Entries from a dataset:
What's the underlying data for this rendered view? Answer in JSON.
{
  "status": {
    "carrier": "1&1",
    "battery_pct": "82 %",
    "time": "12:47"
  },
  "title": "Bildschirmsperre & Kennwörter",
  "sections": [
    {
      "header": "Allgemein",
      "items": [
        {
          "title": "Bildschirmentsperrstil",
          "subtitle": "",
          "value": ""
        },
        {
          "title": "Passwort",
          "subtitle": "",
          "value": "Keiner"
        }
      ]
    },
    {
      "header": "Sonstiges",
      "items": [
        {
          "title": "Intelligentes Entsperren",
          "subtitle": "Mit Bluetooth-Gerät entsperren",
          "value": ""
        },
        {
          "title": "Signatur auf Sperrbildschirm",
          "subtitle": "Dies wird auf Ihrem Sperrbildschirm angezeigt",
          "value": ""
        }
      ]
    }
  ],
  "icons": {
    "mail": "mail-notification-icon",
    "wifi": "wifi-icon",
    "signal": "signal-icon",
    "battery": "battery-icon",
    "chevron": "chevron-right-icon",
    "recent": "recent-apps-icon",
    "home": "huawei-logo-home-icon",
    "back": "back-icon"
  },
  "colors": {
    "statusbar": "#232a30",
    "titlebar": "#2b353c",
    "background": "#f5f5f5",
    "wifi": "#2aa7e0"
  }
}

REQUIREMENTS: Quote each line of the listing above exactly.

RESPONSE:
What's the underlying data for this rendered view? Answer in JSON.
{
  "status": {
    "carrier": "1&1",
    "battery_pct": "82 %",
    "time": "12:47"
  },
  "title": "Bildschirmsperre & Kennwörter",
  "sections": [
    {
      "header": "Allgemein",
      "items": [
        {
          "title": "Bildschirmentsperrstil",
          "subtitle": "",
          "value": ""
        },
        {
          "title": "Passwort",
          "subtitle": "",
          "value": "Keiner"
        }
      ]
    },
    {
      "header": "Sonstiges",
      "items": [
        {
          "title": "Intelligentes Entsperren",
          "subtitle": "Mit Bluetooth-Gerät entsperren",
          "value": ""
        },
        {
          "title": "Signatur auf Sperrbildschirm",
          "subtitle": "Dies wird auf Ihrem Sperrbildschirm angezeigt",
          "value": ""
        }
      ]
    }
  ],
  "icons": {
    "mail": "mail-notification-icon",
    "wifi": "wifi-icon",
    "signal": "signal-icon",
    "battery": "battery-icon",
    "chevron": "chevron-right-icon",
    "recent": "recent-apps-icon",
    "home": "huawei-logo-home-icon",
    "back": "back-icon"
  },
  "colors": {
    "statusbar": "#232a30",
    "titlebar": "#2b353c",
    "background": "#f5f5f5",
    "wifi": "#2aa7e0"
  }
}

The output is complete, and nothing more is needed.